ROWS ::
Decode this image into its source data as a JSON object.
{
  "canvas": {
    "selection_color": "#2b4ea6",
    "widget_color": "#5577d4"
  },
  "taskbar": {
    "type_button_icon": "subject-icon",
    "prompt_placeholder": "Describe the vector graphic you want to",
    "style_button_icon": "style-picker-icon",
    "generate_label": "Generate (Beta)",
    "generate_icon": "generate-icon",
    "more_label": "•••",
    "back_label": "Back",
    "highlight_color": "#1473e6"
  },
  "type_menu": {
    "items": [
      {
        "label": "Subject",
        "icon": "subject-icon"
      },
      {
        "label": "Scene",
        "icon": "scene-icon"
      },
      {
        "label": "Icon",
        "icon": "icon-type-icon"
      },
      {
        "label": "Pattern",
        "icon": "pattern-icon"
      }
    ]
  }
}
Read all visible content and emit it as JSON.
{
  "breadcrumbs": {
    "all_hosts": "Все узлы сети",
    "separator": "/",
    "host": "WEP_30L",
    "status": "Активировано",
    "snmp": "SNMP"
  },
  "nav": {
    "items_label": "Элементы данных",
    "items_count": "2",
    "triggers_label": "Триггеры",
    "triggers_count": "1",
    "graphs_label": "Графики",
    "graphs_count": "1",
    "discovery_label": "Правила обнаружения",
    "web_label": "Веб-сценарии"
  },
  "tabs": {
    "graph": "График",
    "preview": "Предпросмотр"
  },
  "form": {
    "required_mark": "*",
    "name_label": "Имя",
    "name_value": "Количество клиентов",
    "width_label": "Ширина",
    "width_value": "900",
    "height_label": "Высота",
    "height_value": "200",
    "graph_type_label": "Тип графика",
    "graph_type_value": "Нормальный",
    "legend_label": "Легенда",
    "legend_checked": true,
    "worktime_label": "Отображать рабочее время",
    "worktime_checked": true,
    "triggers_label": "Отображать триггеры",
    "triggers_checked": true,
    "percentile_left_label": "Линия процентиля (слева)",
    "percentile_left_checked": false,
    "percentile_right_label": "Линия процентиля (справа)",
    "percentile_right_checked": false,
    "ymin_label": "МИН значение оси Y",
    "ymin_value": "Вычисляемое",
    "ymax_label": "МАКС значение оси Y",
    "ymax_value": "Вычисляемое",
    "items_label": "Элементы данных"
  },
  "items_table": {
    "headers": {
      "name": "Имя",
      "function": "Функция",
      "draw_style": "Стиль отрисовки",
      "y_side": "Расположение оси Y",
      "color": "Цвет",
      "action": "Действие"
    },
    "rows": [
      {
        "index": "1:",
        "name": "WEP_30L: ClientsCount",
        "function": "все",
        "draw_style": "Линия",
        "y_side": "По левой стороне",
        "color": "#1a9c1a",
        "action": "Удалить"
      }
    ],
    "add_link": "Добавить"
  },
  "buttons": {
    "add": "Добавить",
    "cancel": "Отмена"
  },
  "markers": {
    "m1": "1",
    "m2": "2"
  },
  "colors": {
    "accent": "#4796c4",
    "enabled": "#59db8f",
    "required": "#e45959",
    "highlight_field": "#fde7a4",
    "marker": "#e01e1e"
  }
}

EXERCISE TASK :: Output all of the data again, exactly.

RESULT OF THE EXERCISE ::
Decode this image into its source data as a JSON object.
{
  "canvas": {
    "selection_color": "#2b4ea6",
    "widget_color": "#5577d4"
  },
  "taskbar": {
    "type_button_icon": "subject-icon",
    "prompt_placeholder": "Describe the vector graphic you want to",
    "style_button_icon": "style-picker-icon",
    "generate_label": "Generate (Beta)",
    "generate_icon": "generate-icon",
    "more_label": "•••",
    "back_label": "Back",
    "highlight_color": "#1473e6"
  },
  "type_menu": {
    "items": [
      {
        "label": "Subject",
        "icon": "subject-icon"
      },
      {
        "label": "Scene",
        "icon": "scene-icon"
      },
      {
        "label": "Icon",
        "icon": "icon-type-icon"
      },
      {
        "label": "Pattern",
        "icon": "pattern-icon"
      }
    ]
  }
}
Read all visible content and emit it as JSON.
{
  "breadcrumbs": {
    "all_hosts": "Все узлы сети",
    "separator": "/",
    "host": "WEP_30L",
    "status": "Активировано",
    "snmp": "SNMP"
  },
  "nav": {
    "items_label": "Элементы данных",
    "items_count": "2",
    "triggers_label": "Триггеры",
    "triggers_count": "1",
    "graphs_label": "Графики",
    "graphs_count": "1",
    "discovery_label": "Правила обнаружения",
    "web_label": "Веб-сценарии"
  },
  "tabs": {
    "graph": "График",
    "preview": "Предпросмотр"
  },
  "form": {
    "required_mark": "*",
    "name_label": "Имя",
    "name_value": "Количество клиентов",
    "width_label": "Ширина",
    "width_value": "900",
    "height_label": "Высота",
    "height_value": "200",
    "graph_type_label": "Тип графика",
    "graph_type_value": "Нормальный",
    "legend_label": "Легенда",
    "legend_checked": true,
    "worktime_label": "Отображать рабочее время",
    "worktime_checked": true,
    "triggers_label": "Отображать триггеры",
    "triggers_checked": true,
    "percentile_left_label": "Линия процентиля (слева)",
    "percentile_left_checked": false,
    "percentile_right_label": "Линия процентиля (справа)",
    "percentile_right_checked": false,
    "ymin_label": "МИН значение оси Y",
    "ymin_value": "Вычисляемое",
    "ymax_label": "МАКС значение оси Y",
    "ymax_value": "Вычисляемое",
    "items_label": "Элементы данных"
  },
  "items_table": {
    "headers": {
      "name": "Имя",
      "function": "Функция",
      "draw_style": "Стиль отрисовки",
      "y_side": "Расположение оси Y",
      "color": "Цвет",
      "action": "Действие"
    },
    "rows": [
      {
        "index": "1:",
        "name": "WEP_30L: ClientsCount",
        "function": "все",
        "draw_style": "Линия",
        "y_side": "По левой стороне",
        "color": "#1a9c1a",
        "action": "Удалить"
      }
    ],
    "add_link": "Добавить"
  },
  "buttons": {
    "add": "Добавить",
    "cancel": "Отмена"
  },
  "markers": {
    "m1": "1",
    "m2": "2"
  },
  "colors": {
    "accent": "#4796c4",
    "enabled": "#59db8f",
    "required": "#e45959",
    "highlight_field": "#fde7a4",
    "marker": "#e01e1e"
  }
}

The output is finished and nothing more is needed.